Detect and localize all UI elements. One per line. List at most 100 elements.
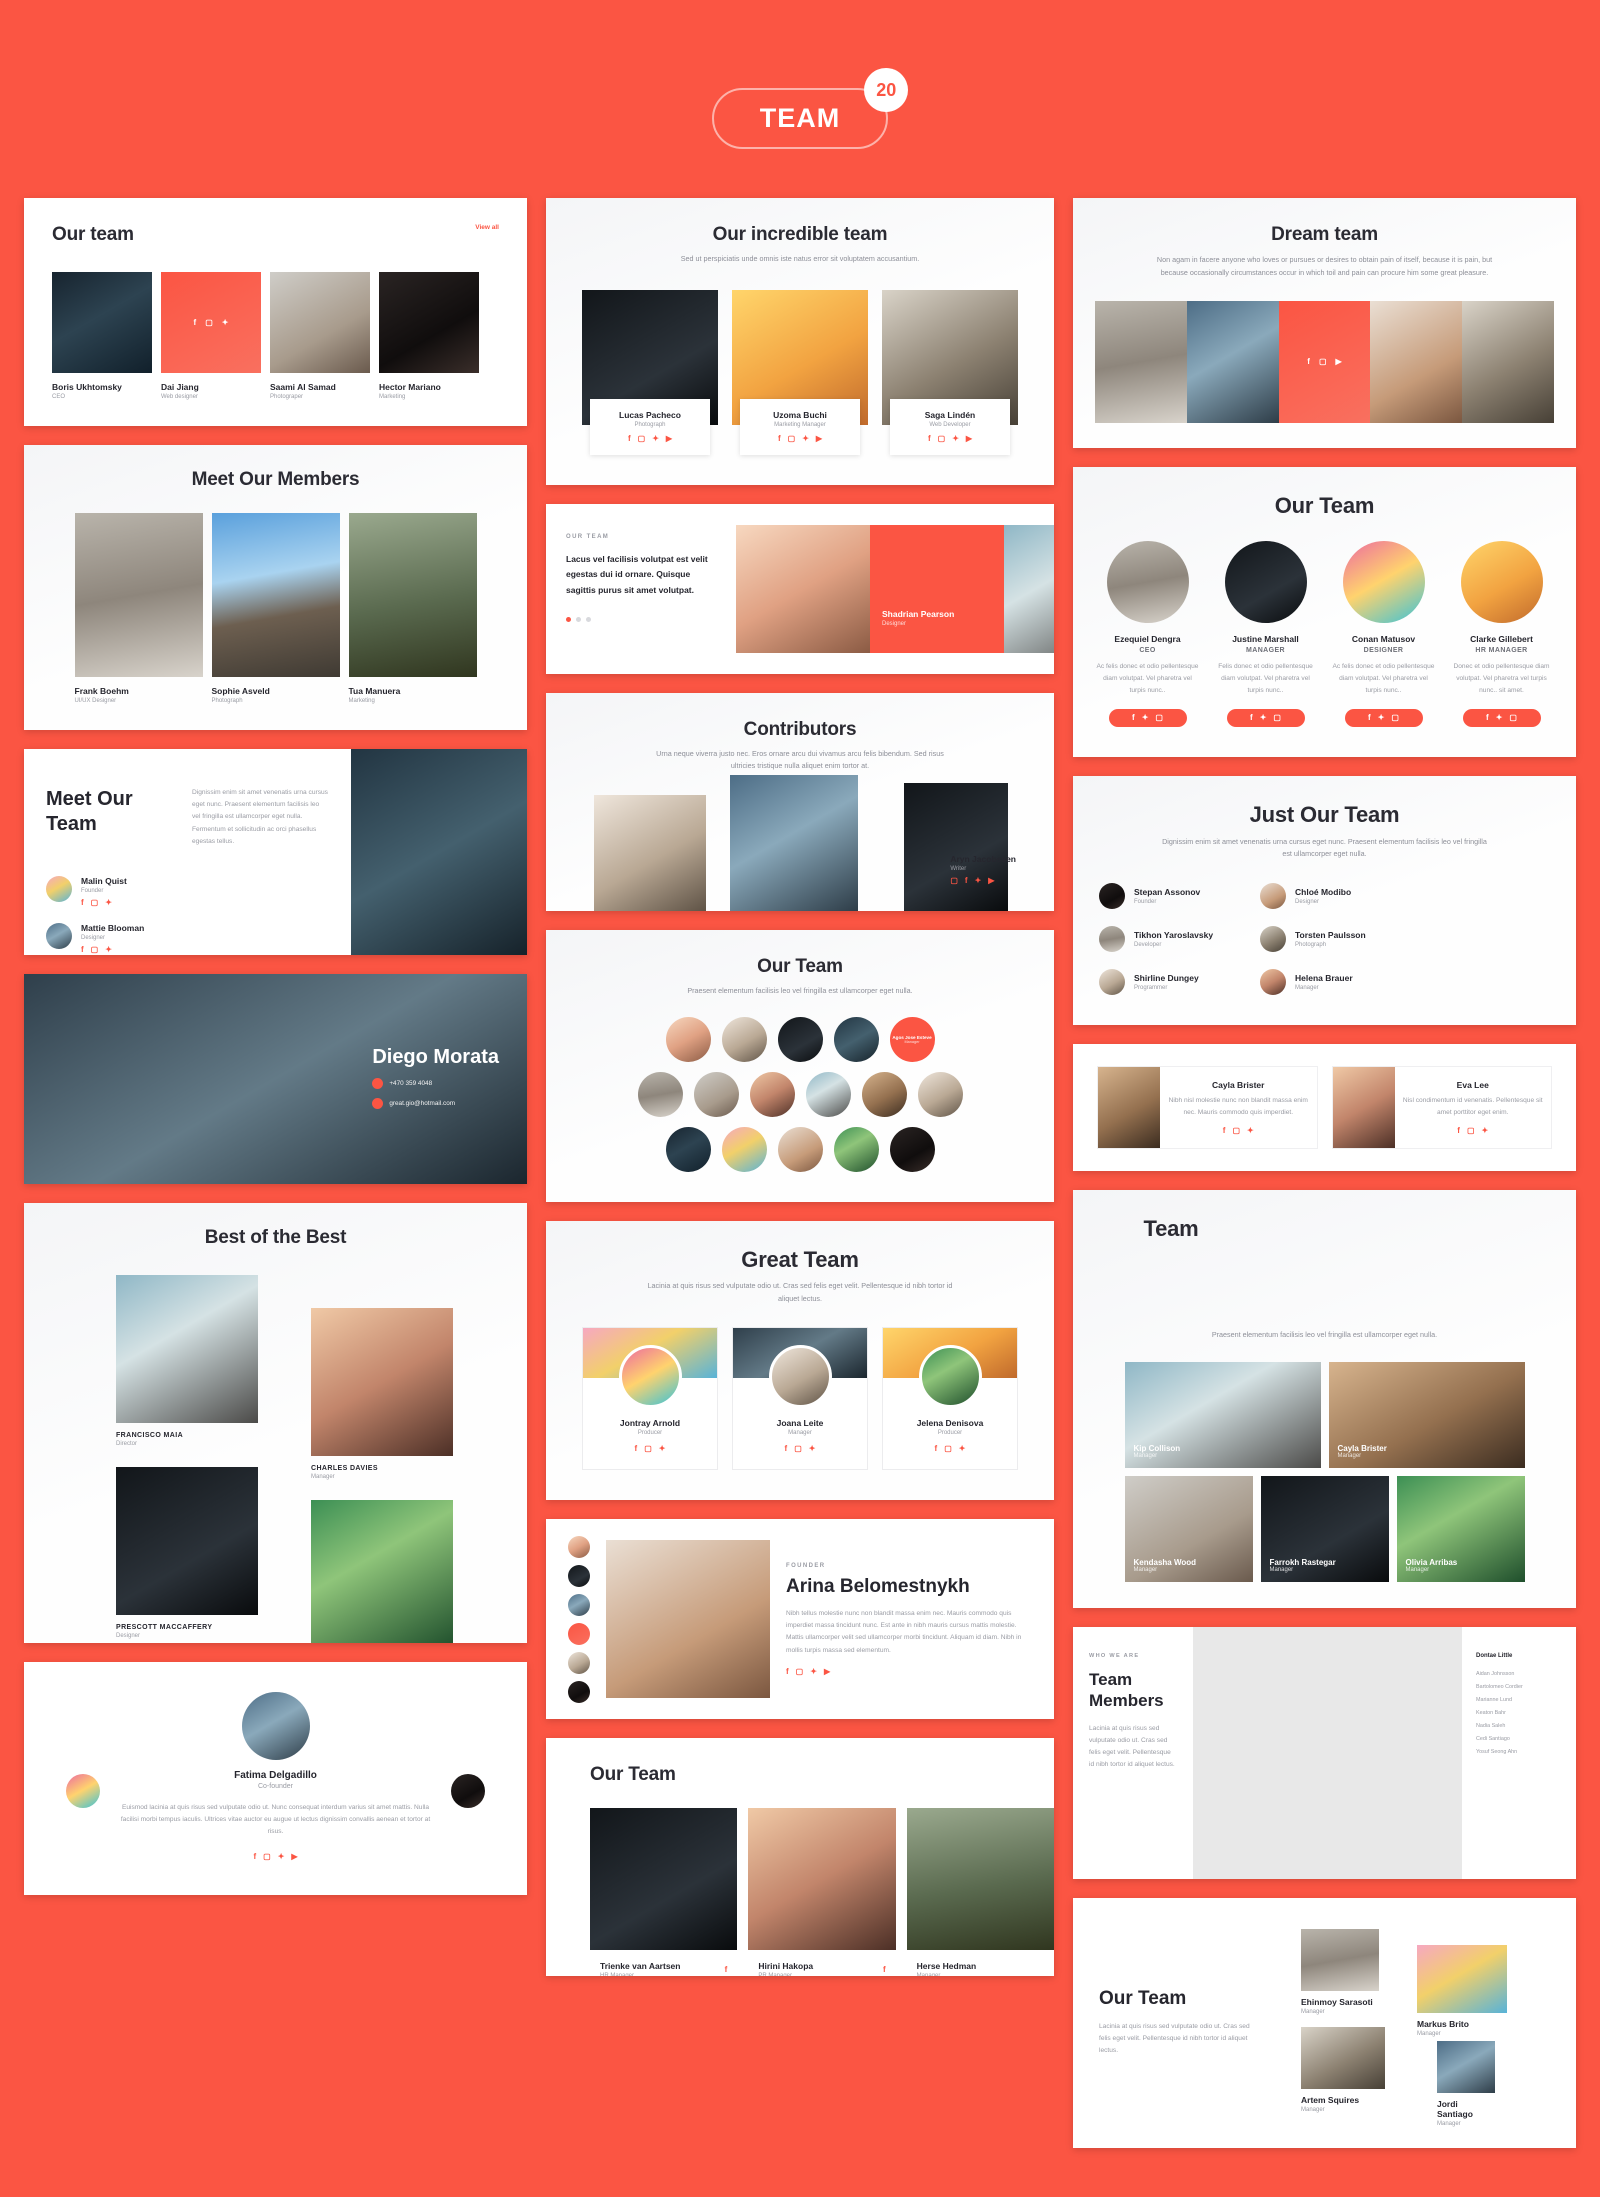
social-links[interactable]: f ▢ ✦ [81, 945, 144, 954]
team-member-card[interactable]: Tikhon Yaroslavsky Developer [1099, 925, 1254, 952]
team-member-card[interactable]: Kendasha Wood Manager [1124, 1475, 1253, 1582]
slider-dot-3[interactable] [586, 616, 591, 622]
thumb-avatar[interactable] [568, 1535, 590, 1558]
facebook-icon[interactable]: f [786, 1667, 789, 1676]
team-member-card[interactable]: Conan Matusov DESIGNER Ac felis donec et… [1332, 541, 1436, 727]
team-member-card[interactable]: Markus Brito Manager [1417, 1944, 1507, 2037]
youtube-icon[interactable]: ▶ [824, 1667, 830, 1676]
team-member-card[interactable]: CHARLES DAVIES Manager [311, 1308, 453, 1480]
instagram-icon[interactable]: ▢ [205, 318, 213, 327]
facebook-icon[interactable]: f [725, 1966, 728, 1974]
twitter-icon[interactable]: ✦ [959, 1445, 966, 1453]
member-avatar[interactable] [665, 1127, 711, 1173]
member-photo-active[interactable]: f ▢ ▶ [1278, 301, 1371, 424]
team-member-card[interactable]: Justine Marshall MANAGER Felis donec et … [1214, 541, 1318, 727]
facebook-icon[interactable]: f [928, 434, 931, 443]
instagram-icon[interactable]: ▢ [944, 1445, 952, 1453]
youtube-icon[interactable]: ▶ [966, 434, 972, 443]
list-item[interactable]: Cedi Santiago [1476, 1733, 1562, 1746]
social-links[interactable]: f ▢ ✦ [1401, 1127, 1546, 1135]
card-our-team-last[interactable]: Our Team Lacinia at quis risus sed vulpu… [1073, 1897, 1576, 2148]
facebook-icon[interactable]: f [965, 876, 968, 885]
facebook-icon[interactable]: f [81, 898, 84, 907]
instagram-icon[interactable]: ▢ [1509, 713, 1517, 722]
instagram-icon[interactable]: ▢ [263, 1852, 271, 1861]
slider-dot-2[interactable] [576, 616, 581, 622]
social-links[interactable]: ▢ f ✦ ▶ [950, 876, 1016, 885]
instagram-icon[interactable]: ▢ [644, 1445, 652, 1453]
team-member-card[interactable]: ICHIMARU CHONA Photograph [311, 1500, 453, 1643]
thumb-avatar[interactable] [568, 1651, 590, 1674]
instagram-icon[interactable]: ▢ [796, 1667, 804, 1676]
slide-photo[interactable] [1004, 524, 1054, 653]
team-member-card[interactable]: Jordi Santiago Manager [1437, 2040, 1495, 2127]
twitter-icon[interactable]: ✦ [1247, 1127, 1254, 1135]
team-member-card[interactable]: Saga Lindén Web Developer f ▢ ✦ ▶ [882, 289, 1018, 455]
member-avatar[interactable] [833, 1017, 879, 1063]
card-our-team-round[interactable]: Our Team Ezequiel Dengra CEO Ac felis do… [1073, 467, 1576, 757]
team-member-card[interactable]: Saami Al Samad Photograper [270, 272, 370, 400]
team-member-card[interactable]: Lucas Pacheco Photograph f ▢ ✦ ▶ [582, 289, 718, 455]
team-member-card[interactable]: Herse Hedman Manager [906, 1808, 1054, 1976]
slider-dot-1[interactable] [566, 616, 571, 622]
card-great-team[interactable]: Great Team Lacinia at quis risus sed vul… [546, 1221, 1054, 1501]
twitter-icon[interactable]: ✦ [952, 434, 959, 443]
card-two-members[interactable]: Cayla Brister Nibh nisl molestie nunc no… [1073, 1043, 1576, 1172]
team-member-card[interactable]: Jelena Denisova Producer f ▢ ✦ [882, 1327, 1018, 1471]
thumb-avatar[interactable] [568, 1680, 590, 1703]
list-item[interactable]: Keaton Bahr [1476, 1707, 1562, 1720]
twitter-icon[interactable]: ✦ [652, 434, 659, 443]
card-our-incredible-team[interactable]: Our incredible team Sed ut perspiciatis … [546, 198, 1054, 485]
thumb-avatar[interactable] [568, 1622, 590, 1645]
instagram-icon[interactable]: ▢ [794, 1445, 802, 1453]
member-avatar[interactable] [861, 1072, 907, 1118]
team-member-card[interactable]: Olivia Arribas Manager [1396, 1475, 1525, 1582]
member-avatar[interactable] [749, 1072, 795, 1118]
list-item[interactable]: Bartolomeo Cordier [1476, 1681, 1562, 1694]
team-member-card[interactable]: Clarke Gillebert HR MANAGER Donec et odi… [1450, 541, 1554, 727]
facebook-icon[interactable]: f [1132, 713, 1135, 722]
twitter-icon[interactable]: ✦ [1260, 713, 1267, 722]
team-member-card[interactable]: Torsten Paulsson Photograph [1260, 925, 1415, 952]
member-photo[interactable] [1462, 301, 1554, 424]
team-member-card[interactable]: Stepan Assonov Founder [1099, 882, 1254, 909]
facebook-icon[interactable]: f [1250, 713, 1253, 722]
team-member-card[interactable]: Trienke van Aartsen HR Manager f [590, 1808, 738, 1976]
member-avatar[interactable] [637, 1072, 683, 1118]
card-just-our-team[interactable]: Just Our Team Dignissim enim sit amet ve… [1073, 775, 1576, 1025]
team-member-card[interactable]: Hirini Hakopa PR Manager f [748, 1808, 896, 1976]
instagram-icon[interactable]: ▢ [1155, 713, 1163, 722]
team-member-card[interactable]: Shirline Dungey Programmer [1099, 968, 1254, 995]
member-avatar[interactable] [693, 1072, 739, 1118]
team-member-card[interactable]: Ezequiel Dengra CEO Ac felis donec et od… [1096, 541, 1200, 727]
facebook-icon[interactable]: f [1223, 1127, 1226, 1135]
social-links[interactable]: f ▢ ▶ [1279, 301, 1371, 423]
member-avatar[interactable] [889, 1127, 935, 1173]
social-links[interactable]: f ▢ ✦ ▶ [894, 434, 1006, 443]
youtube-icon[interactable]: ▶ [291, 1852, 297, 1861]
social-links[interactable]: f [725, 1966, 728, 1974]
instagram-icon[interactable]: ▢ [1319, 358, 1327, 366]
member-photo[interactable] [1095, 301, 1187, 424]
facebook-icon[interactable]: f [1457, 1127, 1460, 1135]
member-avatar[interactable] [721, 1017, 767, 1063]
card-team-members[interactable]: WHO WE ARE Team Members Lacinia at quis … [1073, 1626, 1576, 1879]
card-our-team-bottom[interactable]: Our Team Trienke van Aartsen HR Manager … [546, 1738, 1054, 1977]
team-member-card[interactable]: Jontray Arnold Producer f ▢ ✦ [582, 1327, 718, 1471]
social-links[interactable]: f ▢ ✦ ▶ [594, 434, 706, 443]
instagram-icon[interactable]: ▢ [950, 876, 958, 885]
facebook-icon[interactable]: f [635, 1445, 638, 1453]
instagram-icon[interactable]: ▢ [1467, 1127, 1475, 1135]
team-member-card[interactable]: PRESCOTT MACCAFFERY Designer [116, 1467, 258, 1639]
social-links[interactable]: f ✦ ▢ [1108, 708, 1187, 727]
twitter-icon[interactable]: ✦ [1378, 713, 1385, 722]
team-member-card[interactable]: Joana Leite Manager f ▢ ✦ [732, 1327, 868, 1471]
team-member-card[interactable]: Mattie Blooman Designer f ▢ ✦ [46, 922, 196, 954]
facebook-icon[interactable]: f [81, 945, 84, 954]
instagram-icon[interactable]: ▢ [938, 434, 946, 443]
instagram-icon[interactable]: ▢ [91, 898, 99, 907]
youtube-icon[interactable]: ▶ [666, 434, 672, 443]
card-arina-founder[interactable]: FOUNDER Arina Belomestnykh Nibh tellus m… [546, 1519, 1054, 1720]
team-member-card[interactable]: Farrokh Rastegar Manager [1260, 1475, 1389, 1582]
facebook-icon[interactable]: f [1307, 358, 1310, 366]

--

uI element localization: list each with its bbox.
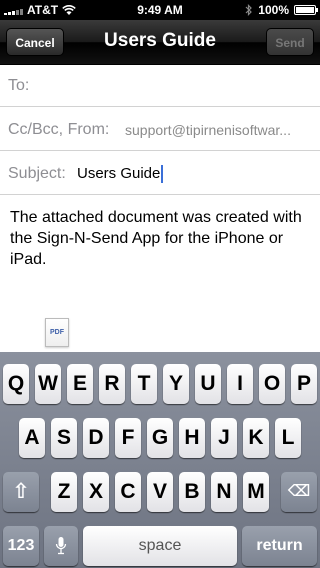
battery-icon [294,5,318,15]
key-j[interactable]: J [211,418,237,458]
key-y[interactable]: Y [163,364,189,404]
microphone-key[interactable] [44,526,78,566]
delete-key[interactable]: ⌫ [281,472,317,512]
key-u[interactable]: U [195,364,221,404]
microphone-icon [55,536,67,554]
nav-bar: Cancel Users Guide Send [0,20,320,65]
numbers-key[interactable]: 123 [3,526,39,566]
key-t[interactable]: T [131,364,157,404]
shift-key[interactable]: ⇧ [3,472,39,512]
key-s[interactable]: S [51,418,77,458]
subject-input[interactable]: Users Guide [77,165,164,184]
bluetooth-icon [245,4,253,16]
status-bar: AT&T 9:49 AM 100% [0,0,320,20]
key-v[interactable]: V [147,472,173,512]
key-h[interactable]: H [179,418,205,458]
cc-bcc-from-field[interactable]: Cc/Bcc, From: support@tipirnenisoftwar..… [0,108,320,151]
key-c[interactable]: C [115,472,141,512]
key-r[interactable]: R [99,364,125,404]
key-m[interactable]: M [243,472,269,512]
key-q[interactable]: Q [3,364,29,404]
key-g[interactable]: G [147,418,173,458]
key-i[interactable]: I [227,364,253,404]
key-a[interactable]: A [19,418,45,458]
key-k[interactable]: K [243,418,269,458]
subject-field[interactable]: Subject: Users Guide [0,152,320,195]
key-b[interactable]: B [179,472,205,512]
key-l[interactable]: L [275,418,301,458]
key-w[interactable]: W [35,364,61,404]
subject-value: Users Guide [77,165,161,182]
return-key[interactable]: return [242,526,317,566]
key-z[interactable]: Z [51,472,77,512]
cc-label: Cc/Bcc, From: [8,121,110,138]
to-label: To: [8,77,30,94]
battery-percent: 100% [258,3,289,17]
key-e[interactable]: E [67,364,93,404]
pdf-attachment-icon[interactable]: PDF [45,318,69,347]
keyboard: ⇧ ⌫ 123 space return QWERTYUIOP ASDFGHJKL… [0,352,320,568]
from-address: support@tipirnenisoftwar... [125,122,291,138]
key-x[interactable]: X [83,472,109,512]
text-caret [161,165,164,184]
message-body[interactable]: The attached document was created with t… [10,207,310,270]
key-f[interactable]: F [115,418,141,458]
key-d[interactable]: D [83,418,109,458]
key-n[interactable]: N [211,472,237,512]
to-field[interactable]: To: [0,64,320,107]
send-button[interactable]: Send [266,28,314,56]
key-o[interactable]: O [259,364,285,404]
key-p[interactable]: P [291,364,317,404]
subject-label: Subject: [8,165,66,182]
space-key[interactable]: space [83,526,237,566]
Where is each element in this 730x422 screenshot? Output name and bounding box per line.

● WRITTEN INSTRUCTION
Count the lines in the records above that contain the string "Aartsen". Reply with the number only.

● FULL OUTPUT
2